◆ **Problem details**:
Repeat each record below exactly, dropping the pictures.

◆ **Input records**:

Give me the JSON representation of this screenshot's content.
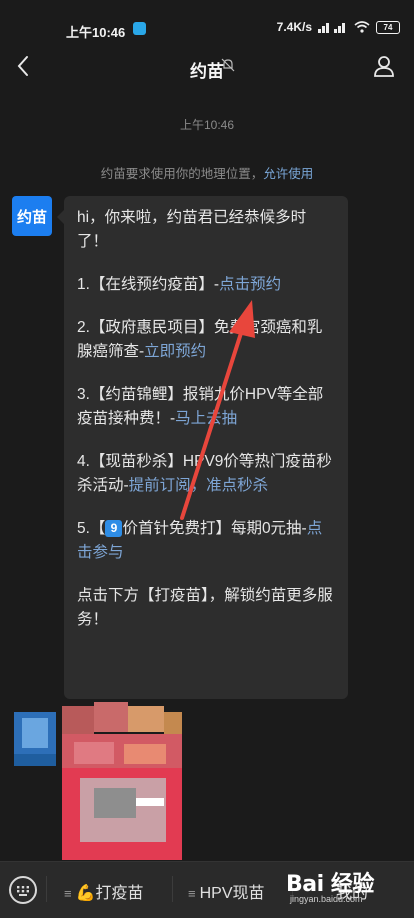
{
  "status_bar": {
    "time": "上午10:46",
    "network_speed": "7.4K/s",
    "battery": "74"
  },
  "header": {
    "title": "约苗"
  },
  "chat": {
    "timestamp": "上午10:46",
    "system_text": "约苗要求使用你的地理位置，",
    "system_link": "允许使用",
    "avatar_label": "约苗",
    "message": {
      "greeting": "hi，你来啦，约苗君已经恭候多时了！",
      "item1_text": "1.【在线预约疫苗】-",
      "item1_link": "点击预约",
      "item2_text": "2.【政府惠民项目】免费宫颈癌和乳腺癌筛查-",
      "item2_link": "立即预约",
      "item3_text": "3.【约苗锦鲤】报销九价HPV等全部疫苗接种费！-",
      "item3_link": "马上去抽",
      "item4_text": "4.【现苗秒杀】HPV9价等热门疫苗秒杀活动-",
      "item4_link": "提前订阅，准点秒杀",
      "item5_prefix": "5.【",
      "item5_badge": "9",
      "item5_text": "价首针免费打】每期0元抽-",
      "item5_link": "点击参与",
      "footer": "点击下方【打疫苗】，解锁约苗更多服务！"
    }
  },
  "bottom_menu": {
    "item1_label": "打疫苗",
    "item2_label": "HPV现苗",
    "item3_label": "我的"
  },
  "watermark": {
    "logo": "Bai 经验",
    "url": "jingyan.baidu.com"
  },
  "colors": {
    "link": "#7ea6d6",
    "avatar": "#1c7ef0",
    "arrow": "#e8463c"
  }
}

◆ **Solution below**:
Give me the JSON representation of this screenshot's content.
{
  "status_bar": {
    "time": "上午10:46",
    "network_speed": "7.4K/s",
    "battery": "74"
  },
  "header": {
    "title": "约苗"
  },
  "chat": {
    "timestamp": "上午10:46",
    "system_text": "约苗要求使用你的地理位置，",
    "system_link": "允许使用",
    "avatar_label": "约苗",
    "message": {
      "greeting": "hi，你来啦，约苗君已经恭候多时了！",
      "item1_text": "1.【在线预约疫苗】-",
      "item1_link": "点击预约",
      "item2_text": "2.【政府惠民项目】免费宫颈癌和乳腺癌筛查-",
      "item2_link": "立即预约",
      "item3_text": "3.【约苗锦鲤】报销九价HPV等全部疫苗接种费！-",
      "item3_link": "马上去抽",
      "item4_text": "4.【现苗秒杀】HPV9价等热门疫苗秒杀活动-",
      "item4_link": "提前订阅，准点秒杀",
      "item5_prefix": "5.【",
      "item5_badge": "9",
      "item5_text": "价首针免费打】每期0元抽-",
      "item5_link": "点击参与",
      "footer": "点击下方【打疫苗】，解锁约苗更多服务！"
    }
  },
  "bottom_menu": {
    "item1_label": "打疫苗",
    "item2_label": "HPV现苗",
    "item3_label": "我的"
  },
  "watermark": {
    "logo": "Bai 经验",
    "url": "jingyan.baidu.com"
  },
  "colors": {
    "link": "#7ea6d6",
    "avatar": "#1c7ef0",
    "arrow": "#e8463c"
  }
}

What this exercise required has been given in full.